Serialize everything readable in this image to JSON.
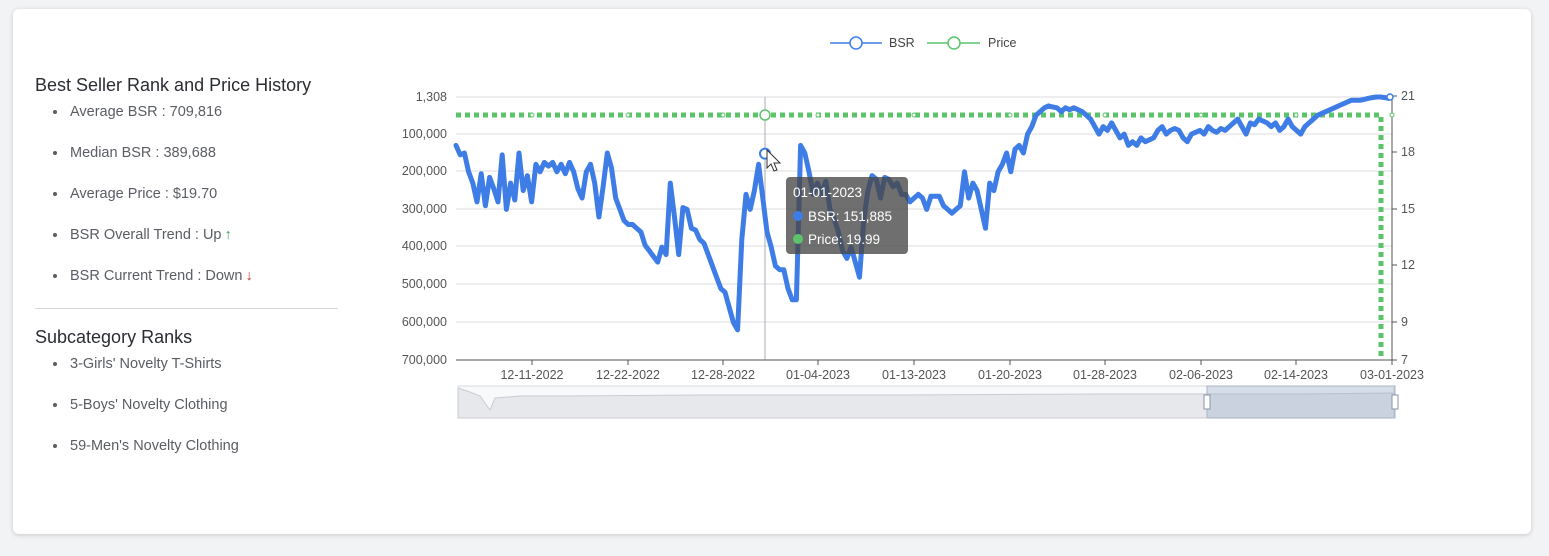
{
  "panel": {
    "title": "Best Seller Rank and Price History",
    "stats": [
      {
        "label": "Average BSR",
        "value": "709,816"
      },
      {
        "label": "Median BSR",
        "value": "389,688"
      },
      {
        "label": "Average Price",
        "value": "$19.70"
      },
      {
        "label": "BSR Overall Trend",
        "value": "Up",
        "arrow": "↑",
        "arrow_color": "#2ea44f"
      },
      {
        "label": "BSR Current Trend",
        "value": "Down",
        "arrow": "↓",
        "arrow_color": "#c93c3c"
      }
    ],
    "subcategory_title": "Subcategory Ranks",
    "subcategories": [
      "3-Girls' Novelty T-Shirts",
      "5-Boys' Novelty Clothing",
      "59-Men's Novelty Clothing"
    ]
  },
  "chart_data": {
    "type": "line",
    "legend": {
      "position": "top-center",
      "entries": [
        "BSR",
        "Price"
      ]
    },
    "colors": {
      "bsr": "#3f7de6",
      "price": "#5bc46a"
    },
    "x_ticks": [
      "12-11-2022",
      "12-22-2022",
      "12-28-2022",
      "01-04-2023",
      "01-13-2023",
      "01-20-2023",
      "01-28-2023",
      "02-06-2023",
      "02-14-2023",
      "03-01-2023"
    ],
    "y_left": {
      "ticks": [
        "1,308",
        "100,000",
        "200,000",
        "300,000",
        "400,000",
        "500,000",
        "600,000",
        "700,000"
      ],
      "inverted": true,
      "range": [
        1308,
        700000
      ]
    },
    "y_right": {
      "ticks": [
        "21",
        "18",
        "15",
        "12",
        "9",
        "7"
      ],
      "range": [
        7,
        21
      ]
    },
    "grid": true,
    "series": [
      {
        "name": "BSR",
        "values": [
          130000,
          155000,
          150000,
          200000,
          230000,
          280000,
          205000,
          290000,
          215000,
          245000,
          280000,
          155000,
          300000,
          230000,
          275000,
          150000,
          250000,
          210000,
          280000,
          180000,
          200000,
          175000,
          185000,
          175000,
          200000,
          180000,
          205000,
          175000,
          200000,
          245000,
          270000,
          200000,
          180000,
          230000,
          320000,
          240000,
          150000,
          190000,
          270000,
          300000,
          330000,
          340000,
          340000,
          350000,
          360000,
          395000,
          410000,
          425000,
          440000,
          400000,
          420000,
          230000,
          320000,
          420000,
          295000,
          300000,
          350000,
          355000,
          380000,
          390000,
          420000,
          450000,
          480000,
          510000,
          520000,
          560000,
          600000,
          620000,
          380000,
          260000,
          300000,
          250000,
          180000,
          270000,
          360000,
          400000,
          450000,
          460000,
          460000,
          510000,
          540000,
          540000,
          130000,
          150000,
          200000,
          260000,
          230000,
          260000,
          225000,
          300000,
          325000,
          360000,
          410000,
          430000,
          400000,
          440000,
          480000,
          330000,
          250000,
          210000,
          220000,
          270000,
          215000,
          220000,
          240000,
          230000,
          260000,
          260000,
          280000,
          270000,
          260000,
          270000,
          300000,
          265000,
          265000,
          265000,
          290000,
          300000,
          310000,
          300000,
          290000,
          200000,
          270000,
          230000,
          250000,
          300000,
          350000,
          230000,
          250000,
          200000,
          180000,
          150000,
          200000,
          140000,
          130000,
          150000,
          100000,
          80000,
          50000,
          40000,
          30000,
          25000,
          28000,
          30000,
          40000,
          30000,
          35000,
          30000,
          35000,
          40000,
          50000,
          60000,
          80000,
          100000,
          80000,
          90000,
          70000,
          90000,
          110000,
          100000,
          130000,
          120000,
          130000,
          110000,
          120000,
          115000,
          110000,
          90000,
          80000,
          100000,
          90000,
          85000,
          90000,
          110000,
          120000,
          100000,
          95000,
          90000,
          100000,
          80000,
          90000,
          95000,
          85000,
          90000,
          80000,
          70000,
          60000,
          80000,
          100000,
          70000,
          75000,
          60000,
          65000,
          70000,
          80000,
          70000,
          90000,
          80000,
          60000,
          80000,
          90000,
          100000,
          80000,
          70000,
          60000,
          50000,
          45000,
          40000,
          35000,
          30000,
          25000,
          20000,
          15000,
          10000,
          10000,
          10000,
          8000,
          5000,
          3000,
          1308,
          1308,
          3000,
          5000
        ]
      },
      {
        "name": "Price",
        "values": [
          19.99,
          19.99,
          19.99,
          19.99,
          19.99,
          19.99,
          19.99,
          19.99,
          19.99,
          19.99,
          19.99,
          7
        ]
      }
    ],
    "tooltip": {
      "date": "01-01-2023",
      "bsr_label": "BSR",
      "bsr_value": "151,885",
      "price_label": "Price",
      "price_value": "19.99"
    }
  }
}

━━━━━━

#### What is required:
How many of the lines above include the word "Trend"? Respond with the number alone.

#### Completed task:
2